(Stored data entries)
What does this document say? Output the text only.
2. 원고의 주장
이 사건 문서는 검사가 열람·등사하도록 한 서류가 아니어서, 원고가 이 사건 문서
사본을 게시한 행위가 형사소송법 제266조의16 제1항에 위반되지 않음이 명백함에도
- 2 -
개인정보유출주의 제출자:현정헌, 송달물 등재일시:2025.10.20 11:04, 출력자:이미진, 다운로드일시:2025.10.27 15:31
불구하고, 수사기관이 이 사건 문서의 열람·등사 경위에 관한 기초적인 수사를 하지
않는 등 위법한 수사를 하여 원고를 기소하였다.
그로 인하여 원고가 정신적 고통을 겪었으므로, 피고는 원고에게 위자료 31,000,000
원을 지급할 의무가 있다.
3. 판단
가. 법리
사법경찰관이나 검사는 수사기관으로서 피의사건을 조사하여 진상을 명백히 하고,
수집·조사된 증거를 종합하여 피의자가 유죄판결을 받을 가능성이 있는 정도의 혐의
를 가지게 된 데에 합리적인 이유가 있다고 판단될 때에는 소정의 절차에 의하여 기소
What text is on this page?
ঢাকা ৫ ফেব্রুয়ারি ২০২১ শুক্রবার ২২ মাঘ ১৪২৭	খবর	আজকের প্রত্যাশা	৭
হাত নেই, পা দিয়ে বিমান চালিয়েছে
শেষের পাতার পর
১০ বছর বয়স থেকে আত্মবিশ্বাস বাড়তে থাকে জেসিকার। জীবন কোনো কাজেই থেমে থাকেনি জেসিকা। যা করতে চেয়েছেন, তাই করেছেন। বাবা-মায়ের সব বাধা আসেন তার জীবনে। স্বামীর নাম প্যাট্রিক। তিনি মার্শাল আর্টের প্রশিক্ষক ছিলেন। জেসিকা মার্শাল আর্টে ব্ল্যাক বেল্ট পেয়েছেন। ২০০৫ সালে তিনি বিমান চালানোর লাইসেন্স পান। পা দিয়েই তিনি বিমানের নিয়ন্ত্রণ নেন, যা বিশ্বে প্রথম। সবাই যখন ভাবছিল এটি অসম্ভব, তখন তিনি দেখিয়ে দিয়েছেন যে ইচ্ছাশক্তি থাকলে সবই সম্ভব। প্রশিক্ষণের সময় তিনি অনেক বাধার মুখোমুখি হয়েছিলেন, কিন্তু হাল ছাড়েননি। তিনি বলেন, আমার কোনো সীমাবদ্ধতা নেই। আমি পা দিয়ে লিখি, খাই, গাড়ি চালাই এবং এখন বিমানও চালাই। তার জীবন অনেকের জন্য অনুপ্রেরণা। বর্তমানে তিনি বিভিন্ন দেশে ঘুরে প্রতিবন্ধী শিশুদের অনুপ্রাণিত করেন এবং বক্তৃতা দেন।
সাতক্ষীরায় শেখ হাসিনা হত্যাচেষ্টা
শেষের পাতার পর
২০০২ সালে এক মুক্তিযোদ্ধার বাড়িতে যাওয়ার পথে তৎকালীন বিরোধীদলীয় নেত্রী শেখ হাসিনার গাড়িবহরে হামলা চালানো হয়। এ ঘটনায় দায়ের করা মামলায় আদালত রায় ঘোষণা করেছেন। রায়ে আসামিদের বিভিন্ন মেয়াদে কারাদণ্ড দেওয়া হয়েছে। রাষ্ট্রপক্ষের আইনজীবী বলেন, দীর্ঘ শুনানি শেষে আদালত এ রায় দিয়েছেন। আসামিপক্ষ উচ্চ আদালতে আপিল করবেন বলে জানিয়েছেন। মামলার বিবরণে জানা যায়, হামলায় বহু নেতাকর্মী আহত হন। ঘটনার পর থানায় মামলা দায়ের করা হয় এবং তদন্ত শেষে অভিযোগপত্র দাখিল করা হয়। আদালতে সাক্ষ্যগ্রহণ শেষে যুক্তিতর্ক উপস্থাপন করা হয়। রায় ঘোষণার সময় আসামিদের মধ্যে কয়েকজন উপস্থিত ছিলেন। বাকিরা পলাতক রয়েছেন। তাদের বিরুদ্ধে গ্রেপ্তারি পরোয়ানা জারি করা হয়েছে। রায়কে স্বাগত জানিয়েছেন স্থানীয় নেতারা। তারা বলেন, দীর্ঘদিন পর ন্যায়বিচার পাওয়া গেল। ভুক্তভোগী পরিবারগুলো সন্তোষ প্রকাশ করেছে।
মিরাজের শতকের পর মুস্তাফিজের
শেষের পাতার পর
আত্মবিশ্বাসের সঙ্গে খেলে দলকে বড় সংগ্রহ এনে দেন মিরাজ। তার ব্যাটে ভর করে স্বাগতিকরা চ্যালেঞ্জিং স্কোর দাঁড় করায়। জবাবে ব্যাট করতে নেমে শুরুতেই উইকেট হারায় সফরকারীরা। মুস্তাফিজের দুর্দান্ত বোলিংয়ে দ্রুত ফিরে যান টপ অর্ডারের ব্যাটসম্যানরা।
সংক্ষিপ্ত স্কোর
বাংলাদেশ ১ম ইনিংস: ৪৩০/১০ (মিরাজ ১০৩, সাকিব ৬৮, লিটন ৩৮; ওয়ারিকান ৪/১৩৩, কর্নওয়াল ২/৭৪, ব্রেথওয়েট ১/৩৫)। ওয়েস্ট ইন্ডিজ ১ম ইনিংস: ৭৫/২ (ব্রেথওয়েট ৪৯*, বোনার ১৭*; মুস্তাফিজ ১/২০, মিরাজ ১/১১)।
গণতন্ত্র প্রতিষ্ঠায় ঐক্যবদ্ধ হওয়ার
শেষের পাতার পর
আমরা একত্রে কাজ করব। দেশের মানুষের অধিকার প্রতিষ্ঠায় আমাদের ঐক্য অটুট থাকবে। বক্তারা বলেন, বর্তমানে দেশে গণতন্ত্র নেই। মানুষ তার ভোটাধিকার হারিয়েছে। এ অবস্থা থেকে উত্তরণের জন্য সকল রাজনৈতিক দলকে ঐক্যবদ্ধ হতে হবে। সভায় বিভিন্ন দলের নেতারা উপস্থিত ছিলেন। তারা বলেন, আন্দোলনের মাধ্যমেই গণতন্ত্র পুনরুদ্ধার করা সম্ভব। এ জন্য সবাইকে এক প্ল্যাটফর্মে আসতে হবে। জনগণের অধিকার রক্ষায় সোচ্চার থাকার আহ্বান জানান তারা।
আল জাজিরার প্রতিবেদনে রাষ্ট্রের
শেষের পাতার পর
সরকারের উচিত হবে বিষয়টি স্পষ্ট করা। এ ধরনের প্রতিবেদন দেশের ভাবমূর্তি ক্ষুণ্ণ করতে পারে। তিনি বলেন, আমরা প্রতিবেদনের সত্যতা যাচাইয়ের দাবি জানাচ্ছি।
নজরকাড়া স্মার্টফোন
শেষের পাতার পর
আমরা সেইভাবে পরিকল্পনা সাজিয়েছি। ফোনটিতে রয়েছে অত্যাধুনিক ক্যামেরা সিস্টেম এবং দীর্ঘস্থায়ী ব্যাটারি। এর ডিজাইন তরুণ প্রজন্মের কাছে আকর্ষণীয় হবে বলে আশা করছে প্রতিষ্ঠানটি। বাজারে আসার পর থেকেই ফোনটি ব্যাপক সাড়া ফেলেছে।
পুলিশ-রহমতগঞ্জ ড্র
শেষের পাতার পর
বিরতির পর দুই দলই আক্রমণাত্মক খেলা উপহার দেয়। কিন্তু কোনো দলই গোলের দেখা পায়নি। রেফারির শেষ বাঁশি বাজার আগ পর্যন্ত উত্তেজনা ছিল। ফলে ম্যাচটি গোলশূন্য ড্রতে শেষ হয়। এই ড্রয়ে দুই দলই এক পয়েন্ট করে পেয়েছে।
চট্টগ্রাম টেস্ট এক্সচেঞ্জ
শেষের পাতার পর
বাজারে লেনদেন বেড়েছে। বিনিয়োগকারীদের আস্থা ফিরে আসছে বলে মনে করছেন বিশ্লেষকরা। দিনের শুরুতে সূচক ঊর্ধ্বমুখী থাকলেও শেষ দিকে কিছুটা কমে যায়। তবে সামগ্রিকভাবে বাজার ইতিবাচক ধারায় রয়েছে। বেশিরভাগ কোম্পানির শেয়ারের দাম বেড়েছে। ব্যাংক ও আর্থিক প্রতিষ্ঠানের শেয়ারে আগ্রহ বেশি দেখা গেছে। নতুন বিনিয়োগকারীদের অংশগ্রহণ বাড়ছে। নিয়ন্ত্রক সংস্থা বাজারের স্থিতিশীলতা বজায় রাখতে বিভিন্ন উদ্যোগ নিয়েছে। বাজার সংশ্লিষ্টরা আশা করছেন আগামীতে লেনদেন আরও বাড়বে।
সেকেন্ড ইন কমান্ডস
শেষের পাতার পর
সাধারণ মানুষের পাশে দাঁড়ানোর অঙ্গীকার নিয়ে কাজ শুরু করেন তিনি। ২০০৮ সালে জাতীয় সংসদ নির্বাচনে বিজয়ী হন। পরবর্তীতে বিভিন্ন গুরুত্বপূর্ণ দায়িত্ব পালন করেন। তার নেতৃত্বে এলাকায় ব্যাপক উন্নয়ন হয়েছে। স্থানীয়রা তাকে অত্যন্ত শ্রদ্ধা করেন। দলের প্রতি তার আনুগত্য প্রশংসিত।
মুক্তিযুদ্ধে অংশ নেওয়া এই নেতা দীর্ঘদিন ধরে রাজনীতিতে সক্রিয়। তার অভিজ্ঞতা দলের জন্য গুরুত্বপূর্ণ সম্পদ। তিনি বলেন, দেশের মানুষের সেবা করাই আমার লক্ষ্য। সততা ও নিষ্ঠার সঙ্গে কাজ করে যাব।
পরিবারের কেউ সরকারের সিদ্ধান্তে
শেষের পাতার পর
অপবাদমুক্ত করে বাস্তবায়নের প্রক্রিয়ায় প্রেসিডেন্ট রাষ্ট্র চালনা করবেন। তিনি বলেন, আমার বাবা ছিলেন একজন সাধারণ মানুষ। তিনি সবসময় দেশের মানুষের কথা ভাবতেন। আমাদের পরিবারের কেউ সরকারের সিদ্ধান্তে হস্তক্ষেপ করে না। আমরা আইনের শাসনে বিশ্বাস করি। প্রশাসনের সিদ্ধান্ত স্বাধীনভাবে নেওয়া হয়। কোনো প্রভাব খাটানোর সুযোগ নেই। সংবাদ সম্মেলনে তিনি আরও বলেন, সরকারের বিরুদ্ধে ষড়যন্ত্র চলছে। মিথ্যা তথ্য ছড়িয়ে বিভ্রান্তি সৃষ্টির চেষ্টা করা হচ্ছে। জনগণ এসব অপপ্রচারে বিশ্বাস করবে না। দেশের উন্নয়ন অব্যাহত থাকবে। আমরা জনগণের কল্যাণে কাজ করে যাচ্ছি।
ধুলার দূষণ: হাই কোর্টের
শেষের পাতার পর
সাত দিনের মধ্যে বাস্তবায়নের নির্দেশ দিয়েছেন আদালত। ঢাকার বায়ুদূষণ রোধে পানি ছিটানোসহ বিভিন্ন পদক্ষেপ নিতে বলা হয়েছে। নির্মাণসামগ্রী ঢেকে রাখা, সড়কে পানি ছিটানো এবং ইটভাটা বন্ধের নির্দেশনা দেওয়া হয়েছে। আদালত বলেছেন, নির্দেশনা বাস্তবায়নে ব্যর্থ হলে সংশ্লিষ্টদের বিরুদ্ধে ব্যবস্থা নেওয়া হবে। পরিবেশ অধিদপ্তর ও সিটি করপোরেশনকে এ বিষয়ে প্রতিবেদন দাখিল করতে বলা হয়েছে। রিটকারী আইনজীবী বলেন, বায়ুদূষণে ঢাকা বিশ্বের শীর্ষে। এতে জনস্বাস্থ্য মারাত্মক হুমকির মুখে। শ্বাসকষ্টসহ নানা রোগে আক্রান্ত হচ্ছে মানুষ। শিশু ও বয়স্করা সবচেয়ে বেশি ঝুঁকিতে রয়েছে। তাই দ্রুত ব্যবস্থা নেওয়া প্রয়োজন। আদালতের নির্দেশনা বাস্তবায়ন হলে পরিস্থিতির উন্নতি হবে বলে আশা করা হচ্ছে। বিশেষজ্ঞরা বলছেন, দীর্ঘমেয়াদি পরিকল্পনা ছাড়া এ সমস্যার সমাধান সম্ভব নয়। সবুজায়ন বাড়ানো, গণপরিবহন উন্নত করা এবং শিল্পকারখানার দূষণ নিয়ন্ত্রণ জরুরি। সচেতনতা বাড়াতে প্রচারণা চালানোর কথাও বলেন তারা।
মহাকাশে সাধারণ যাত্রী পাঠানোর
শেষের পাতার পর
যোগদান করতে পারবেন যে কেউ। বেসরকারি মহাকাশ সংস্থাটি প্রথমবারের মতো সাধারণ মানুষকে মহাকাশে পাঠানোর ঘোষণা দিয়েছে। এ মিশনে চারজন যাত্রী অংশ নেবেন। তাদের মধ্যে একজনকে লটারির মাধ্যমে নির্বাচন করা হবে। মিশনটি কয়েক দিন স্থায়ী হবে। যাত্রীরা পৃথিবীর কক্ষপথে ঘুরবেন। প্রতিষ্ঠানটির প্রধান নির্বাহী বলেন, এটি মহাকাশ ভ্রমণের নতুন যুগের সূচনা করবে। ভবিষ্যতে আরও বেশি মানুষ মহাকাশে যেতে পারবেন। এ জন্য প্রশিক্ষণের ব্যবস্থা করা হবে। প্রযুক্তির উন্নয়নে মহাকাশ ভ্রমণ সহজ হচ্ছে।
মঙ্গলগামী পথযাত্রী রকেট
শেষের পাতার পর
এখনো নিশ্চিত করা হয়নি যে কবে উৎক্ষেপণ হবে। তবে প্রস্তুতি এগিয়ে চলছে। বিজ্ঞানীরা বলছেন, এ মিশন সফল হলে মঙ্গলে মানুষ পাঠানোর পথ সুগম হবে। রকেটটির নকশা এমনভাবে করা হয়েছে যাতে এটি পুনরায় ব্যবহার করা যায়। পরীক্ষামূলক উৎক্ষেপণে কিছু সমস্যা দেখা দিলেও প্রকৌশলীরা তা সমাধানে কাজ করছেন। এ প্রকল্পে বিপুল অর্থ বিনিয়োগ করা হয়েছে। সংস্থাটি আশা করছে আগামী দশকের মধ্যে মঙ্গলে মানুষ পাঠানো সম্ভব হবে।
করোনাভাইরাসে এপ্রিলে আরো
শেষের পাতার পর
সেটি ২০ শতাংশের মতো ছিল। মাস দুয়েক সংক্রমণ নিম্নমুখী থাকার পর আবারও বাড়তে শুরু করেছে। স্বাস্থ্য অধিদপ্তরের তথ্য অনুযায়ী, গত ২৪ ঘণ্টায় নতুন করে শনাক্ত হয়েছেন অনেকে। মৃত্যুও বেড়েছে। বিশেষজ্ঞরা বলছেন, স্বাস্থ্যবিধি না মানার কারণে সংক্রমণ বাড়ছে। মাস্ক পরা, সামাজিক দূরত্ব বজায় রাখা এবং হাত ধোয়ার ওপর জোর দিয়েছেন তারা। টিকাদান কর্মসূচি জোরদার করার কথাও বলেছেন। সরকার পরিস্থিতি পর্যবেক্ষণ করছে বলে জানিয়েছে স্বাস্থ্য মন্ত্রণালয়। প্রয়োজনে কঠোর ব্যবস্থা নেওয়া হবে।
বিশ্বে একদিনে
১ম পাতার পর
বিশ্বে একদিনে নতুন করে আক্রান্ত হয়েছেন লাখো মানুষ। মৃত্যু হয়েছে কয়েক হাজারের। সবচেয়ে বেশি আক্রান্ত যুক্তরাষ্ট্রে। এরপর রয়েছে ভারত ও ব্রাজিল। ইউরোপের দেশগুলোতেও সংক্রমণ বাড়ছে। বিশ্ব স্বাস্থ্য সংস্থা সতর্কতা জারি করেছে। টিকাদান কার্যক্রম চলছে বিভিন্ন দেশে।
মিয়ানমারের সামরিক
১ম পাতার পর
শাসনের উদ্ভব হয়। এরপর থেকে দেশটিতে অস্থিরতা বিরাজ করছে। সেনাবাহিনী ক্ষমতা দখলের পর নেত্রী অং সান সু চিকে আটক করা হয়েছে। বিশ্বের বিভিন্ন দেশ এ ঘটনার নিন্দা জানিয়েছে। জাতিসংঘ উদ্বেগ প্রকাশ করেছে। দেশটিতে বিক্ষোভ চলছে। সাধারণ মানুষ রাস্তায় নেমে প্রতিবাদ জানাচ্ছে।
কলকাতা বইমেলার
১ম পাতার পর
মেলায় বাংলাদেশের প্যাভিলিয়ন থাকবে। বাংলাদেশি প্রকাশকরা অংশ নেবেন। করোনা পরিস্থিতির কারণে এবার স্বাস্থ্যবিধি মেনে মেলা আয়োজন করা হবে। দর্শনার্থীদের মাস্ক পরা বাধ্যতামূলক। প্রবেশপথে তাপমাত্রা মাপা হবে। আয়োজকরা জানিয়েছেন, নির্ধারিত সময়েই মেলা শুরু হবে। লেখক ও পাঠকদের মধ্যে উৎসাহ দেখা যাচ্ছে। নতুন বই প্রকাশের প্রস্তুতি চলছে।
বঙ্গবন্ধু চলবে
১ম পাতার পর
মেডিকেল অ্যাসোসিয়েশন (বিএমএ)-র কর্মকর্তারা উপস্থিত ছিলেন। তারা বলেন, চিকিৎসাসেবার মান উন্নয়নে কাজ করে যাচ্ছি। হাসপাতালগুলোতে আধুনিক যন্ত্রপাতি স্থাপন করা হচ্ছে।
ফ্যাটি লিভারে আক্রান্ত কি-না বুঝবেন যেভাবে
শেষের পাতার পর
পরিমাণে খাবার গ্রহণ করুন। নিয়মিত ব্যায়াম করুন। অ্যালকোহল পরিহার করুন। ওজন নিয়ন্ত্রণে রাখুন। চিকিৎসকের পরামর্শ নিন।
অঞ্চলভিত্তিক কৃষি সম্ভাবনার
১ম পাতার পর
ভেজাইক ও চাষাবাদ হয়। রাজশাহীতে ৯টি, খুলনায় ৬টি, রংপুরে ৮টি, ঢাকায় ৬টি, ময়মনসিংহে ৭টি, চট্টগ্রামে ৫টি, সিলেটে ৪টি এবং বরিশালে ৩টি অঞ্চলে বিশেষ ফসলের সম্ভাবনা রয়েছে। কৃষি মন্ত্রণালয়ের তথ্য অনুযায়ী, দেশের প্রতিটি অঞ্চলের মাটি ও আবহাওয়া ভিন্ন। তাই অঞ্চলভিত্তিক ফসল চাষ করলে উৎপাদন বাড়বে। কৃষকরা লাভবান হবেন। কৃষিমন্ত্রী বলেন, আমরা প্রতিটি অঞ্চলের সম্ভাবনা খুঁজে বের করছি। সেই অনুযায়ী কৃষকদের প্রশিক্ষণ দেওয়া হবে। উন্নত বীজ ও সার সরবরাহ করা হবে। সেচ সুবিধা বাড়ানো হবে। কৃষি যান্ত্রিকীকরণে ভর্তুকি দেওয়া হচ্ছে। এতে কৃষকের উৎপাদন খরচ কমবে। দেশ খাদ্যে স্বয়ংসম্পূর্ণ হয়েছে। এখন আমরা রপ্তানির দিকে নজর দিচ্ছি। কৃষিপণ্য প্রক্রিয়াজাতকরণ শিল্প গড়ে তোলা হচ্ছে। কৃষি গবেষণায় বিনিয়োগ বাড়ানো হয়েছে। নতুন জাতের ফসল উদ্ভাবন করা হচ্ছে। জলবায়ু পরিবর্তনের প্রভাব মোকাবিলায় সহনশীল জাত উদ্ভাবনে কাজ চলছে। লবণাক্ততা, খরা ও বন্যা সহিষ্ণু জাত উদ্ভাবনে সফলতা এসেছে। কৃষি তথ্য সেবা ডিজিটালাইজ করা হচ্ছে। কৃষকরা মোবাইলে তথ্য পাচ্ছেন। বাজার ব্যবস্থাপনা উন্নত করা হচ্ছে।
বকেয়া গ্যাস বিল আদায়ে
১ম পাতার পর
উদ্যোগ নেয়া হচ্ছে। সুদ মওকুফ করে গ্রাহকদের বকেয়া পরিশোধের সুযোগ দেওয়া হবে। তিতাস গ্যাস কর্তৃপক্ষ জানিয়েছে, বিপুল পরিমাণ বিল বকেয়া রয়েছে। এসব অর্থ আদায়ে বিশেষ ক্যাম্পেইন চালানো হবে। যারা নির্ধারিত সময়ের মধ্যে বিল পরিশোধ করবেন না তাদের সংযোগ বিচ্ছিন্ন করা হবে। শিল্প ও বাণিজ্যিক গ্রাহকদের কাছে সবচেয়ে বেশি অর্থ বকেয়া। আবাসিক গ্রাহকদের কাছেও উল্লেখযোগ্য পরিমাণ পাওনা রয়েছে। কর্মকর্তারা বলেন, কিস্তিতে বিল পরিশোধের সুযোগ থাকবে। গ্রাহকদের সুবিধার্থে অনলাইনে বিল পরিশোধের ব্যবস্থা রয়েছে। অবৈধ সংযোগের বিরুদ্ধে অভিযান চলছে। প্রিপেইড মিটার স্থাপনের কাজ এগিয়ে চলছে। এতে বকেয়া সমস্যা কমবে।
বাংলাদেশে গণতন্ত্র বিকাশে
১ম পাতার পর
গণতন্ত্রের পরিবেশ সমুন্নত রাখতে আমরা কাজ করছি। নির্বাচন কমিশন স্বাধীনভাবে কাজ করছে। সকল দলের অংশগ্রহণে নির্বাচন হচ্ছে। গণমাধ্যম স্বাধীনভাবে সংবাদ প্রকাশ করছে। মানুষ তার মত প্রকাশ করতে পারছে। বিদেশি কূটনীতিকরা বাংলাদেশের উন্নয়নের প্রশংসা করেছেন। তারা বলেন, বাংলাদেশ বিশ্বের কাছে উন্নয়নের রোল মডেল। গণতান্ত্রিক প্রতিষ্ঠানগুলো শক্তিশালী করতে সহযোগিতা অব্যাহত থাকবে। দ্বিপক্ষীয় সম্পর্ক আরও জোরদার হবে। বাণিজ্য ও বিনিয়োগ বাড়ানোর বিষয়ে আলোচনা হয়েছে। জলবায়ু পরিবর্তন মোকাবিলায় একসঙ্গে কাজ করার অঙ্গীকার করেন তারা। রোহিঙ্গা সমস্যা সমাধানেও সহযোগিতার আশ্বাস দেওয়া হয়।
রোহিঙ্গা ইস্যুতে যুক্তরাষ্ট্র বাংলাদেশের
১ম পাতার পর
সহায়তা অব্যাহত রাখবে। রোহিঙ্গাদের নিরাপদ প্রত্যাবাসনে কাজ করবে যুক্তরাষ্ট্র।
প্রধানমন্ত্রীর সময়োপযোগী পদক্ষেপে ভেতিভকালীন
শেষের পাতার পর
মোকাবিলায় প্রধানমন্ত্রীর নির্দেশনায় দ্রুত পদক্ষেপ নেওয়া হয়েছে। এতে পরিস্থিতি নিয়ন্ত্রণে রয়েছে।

## Problem to work on
Which lines contain the word "this"? Copy each one.

## Output of the exercise
What does this document say? Output the text only.
What text is on this page?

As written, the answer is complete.